### Required task
Your task is to copy each line that has the word "городскому".

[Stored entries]
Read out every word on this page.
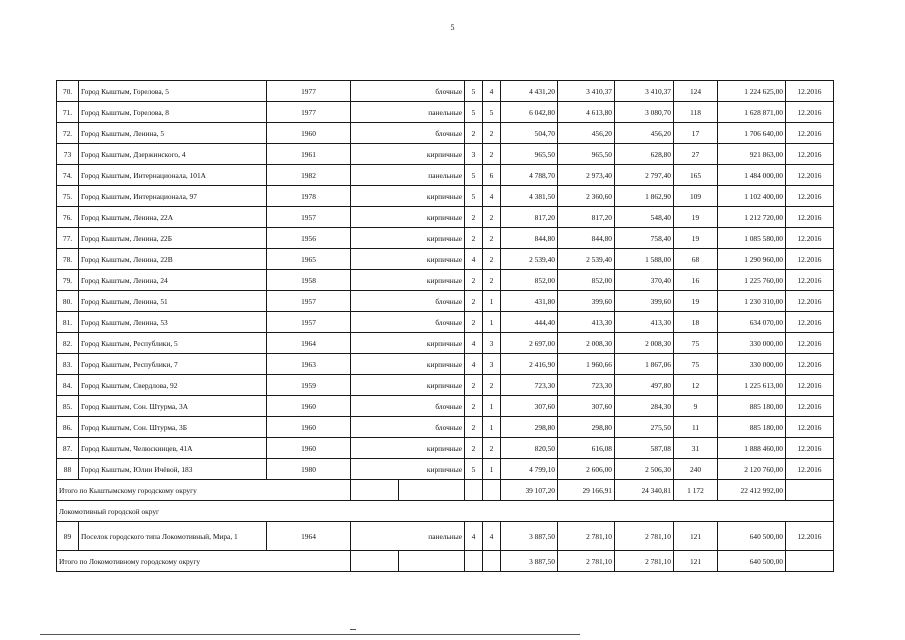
5
70.	Город Кыштым, Горелова, 5	1977	блочные		5	4	4 431,20	3 410,37	3 410,37	124	1 224 625,00	12.2016
71.	Город Кыштым, Горелова, 8	1977	панельные		5	5	6 042,80	4 613,80	3 080,70	118	1 628 871,00	12.2016
72.	Город Кыштым, Ленина, 5	1960	блочные		2	2	504,70	456,20	456,20	17	1 706 640,00	12.2016
73	Город Кыштым, Дзержинского, 4	1961	кирпичные		3	2	965,50	965,50	628,80	27	921 863,00	12.2016
74.	Город Кыштым, Интернационала, 101А	1982	панельные		5	6	4 788,70	2 973,40	2 797,40	165	1 484 000,00	12.2016
75.	Город Кыштым, Интернационала, 97	1978	кирпичные		5	4	4 381,50	2 360,60	1 862,90	109	1 102 400,00	12.2016
76.	Город Кыштым, Ленина, 22А	1957	кирпичные		2	2	817,20	817,20	548,40	19	1 212 720,00	12.2016
77.	Город Кыштым, Ленина, 22Б	1956	кирпичные		2	2	844,80	844,80	758,40	19	1 085 580,00	12.2016
78.	Город Кыштым, Ленина, 22В	1965	кирпичные		4	2	2 539,40	2 539,40	1 588,00	68	1 290 960,00	12.2016
79.	Город Кыштым, Ленина, 24	1958	кирпичные		2	2	852,00	852,00	370,40	16	1 225 760,00	12.2016
80.	Город Кыштым, Ленина, 51	1957	блочные		2	1	431,80	399,60	399,60	19	1 230 310,00	12.2016
81.	Город Кыштым, Ленина, 53	1957	блочные		2	1	444,40	413,30	413,30	18	634 070,00	12.2016
82.	Город Кыштым, Республики, 5	1964	кирпичные		4	3	2 697,00	2 008,30	2 008,30	75	330 000,00	12.2016
83.	Город Кыштым, Республики, 7	1963	кирпичные		4	3	2 416,90	1 960,66	1 867,06	75	330 000,00	12.2016
84.	Город Кыштым, Свердлова, 92	1959	кирпичные		2	2	723,30	723,30	497,80	12	1 225 613,00	12.2016
85.	Город Кыштым, Сон. Штурма, 3А	1960	блочные		2	1	307,60	307,60	284,30	9	885 180,00	12.2016
86.	Город Кыштым, Сон. Штурма, 3Б	1960	блочные		2	1	298,80	298,80	275,50	11	885 180,00	12.2016
87.	Город Кыштым, Челюскинцев, 41А	1960	кирпичные		2	2	820,50	616,08	587,08	31	1 888 460,00	12.2016
88	Город Кыштым, Юлии Ичёвой, 183	1980	кирпичные		5	1	4 799,10	2 606,00	2 506,30	240	2 120 760,00	12.2016
Итого по Кыштымскому городскому округу							39 107,20	29 166,91	24 340,81	1 172	22 412 992,00	
Локомотивный городской округ												
89	Поселок городского типа Локомотивный, Мира, 1	1964	панельные		4	4	3 887,50	2 781,10	2 781,10	121	640 500,00	12.2016
Итого по Локомотивному городскому округу							3 887,50	2 781,10	2 781,10	121	640 500,00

### Solved exercise
Итого по Кыштымскому городскому округу							39 107,20	29 166,91	24 340,81	1 172	22 412 992,00	
Итого по Локомотивному городскому округу							3 887,50	2 781,10	2 781,10	121	640 500,00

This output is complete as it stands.